## Prompt
Single out the lines of the material that contain "fuel" and copy them.

## Given data

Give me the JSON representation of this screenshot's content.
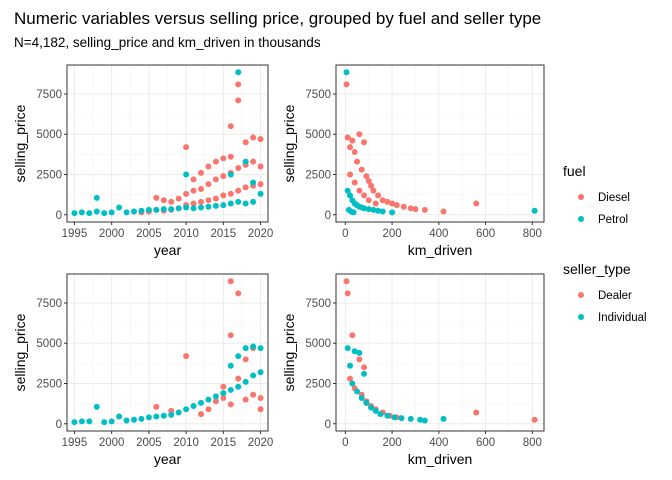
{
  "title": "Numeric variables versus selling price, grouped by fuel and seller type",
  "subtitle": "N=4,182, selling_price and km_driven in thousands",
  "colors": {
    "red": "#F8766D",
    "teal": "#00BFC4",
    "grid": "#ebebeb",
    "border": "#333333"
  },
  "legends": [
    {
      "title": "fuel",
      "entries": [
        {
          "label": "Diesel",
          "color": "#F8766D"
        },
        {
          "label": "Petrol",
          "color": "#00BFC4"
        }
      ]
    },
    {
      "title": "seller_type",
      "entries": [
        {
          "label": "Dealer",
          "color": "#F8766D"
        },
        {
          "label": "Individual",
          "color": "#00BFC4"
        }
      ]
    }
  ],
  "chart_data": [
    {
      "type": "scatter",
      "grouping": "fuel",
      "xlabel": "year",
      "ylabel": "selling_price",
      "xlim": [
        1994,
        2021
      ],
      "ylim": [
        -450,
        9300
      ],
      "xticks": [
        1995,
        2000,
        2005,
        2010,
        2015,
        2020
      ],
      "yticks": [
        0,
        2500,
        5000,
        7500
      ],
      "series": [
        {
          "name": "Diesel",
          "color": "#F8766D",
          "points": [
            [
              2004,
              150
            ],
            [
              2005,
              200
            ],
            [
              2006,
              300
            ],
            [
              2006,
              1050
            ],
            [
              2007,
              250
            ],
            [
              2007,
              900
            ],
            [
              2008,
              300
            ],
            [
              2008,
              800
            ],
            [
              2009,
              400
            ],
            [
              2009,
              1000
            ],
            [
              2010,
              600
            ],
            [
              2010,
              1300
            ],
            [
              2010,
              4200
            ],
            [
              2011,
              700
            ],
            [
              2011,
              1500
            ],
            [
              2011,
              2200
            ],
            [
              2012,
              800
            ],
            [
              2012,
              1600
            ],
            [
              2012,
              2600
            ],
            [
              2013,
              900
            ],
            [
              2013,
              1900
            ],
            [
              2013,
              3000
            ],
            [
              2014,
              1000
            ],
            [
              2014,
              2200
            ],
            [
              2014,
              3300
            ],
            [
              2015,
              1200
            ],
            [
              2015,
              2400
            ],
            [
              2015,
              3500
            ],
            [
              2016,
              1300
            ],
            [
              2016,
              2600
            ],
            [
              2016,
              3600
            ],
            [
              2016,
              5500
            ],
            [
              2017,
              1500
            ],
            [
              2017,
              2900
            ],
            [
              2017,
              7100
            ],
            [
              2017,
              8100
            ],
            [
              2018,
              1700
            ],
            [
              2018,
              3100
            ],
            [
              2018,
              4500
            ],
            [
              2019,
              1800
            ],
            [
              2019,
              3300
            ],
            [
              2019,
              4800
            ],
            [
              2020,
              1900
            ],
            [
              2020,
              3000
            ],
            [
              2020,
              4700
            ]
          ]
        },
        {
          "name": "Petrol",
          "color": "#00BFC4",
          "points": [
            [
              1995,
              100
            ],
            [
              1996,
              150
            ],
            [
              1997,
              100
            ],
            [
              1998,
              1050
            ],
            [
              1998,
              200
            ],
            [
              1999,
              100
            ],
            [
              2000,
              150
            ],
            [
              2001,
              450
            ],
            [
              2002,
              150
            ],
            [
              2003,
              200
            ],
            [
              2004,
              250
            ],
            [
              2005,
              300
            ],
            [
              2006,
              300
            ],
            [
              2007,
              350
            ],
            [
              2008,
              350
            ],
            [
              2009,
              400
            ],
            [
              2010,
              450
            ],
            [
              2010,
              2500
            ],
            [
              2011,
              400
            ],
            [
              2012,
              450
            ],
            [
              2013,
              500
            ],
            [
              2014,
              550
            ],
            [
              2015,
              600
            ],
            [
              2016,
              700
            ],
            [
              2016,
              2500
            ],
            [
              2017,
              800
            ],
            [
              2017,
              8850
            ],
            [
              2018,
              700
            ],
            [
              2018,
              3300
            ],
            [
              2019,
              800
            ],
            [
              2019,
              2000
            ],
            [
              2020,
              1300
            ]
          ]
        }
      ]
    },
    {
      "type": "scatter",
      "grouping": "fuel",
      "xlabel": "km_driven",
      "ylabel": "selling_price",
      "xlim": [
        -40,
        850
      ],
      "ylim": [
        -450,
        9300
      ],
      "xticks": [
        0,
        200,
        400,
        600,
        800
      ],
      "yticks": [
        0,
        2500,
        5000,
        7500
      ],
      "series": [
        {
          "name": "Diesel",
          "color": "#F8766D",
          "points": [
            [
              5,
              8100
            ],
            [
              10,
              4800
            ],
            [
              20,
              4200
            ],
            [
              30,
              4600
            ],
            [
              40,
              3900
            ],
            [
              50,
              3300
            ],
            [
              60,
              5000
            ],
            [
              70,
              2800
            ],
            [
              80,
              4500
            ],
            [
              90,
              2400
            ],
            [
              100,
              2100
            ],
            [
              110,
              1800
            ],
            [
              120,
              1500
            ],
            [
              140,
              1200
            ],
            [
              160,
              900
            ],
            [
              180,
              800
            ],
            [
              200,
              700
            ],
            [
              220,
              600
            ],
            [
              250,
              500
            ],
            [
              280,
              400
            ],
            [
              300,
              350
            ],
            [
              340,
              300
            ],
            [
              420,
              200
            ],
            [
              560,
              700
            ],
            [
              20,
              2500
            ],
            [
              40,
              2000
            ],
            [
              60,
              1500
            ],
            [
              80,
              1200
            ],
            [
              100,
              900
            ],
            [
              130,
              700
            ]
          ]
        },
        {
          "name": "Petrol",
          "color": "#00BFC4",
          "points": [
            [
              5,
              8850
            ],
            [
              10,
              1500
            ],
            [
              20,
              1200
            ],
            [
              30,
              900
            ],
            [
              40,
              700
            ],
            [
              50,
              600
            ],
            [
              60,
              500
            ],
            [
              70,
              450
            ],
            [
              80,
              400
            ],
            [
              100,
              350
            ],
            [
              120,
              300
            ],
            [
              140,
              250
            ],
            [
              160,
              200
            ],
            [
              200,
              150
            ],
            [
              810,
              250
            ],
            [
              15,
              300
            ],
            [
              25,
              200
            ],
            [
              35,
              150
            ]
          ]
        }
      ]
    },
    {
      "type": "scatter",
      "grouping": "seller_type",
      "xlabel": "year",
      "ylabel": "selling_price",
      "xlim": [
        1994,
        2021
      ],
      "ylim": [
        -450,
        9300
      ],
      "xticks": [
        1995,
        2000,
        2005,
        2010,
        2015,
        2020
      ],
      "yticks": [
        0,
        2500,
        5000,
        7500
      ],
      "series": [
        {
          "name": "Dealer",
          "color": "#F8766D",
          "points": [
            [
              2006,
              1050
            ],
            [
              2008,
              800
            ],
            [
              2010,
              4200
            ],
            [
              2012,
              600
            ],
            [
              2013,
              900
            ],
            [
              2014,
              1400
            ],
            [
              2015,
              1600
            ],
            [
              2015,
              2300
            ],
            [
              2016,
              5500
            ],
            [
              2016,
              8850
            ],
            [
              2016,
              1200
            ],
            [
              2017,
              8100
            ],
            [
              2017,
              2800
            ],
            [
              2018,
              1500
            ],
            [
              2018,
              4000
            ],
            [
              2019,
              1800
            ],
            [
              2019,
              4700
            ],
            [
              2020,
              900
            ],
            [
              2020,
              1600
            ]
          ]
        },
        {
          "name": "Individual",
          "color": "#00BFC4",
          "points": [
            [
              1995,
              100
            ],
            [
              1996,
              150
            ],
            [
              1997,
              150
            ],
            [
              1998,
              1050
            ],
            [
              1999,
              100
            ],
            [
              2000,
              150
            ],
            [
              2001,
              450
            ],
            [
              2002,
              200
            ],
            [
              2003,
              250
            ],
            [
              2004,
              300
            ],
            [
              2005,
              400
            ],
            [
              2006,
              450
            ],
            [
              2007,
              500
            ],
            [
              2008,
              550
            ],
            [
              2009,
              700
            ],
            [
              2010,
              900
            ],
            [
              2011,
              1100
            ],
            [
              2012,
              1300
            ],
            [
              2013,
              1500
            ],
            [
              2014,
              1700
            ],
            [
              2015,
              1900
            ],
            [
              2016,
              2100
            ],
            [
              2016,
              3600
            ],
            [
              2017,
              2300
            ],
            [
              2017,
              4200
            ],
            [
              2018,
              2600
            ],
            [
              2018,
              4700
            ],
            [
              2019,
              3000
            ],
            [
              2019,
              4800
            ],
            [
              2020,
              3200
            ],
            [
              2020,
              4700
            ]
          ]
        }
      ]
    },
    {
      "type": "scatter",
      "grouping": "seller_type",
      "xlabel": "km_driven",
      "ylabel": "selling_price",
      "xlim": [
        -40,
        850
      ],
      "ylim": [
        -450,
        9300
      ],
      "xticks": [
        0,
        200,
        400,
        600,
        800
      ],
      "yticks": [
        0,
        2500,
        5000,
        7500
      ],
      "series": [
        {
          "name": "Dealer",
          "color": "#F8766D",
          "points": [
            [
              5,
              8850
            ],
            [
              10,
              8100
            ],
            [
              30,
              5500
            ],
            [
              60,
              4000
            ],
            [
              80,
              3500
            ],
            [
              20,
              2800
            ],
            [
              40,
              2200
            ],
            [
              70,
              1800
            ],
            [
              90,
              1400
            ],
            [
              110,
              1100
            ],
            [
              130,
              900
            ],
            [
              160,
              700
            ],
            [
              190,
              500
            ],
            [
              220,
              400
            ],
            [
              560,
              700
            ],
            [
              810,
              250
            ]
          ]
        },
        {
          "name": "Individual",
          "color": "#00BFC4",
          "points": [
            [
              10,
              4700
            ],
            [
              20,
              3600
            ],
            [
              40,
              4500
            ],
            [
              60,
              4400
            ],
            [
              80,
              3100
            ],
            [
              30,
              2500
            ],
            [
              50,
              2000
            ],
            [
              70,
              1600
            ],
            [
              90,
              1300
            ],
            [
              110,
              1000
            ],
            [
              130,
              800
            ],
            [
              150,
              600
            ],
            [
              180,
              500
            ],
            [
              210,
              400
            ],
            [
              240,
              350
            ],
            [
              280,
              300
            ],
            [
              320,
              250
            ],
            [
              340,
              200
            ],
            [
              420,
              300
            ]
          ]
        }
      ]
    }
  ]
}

## Task response
  "title": "Numeric variables versus selling price, grouped by fuel and seller type",
      "title": "fuel",
      "grouping": "fuel",
      "grouping": "fuel",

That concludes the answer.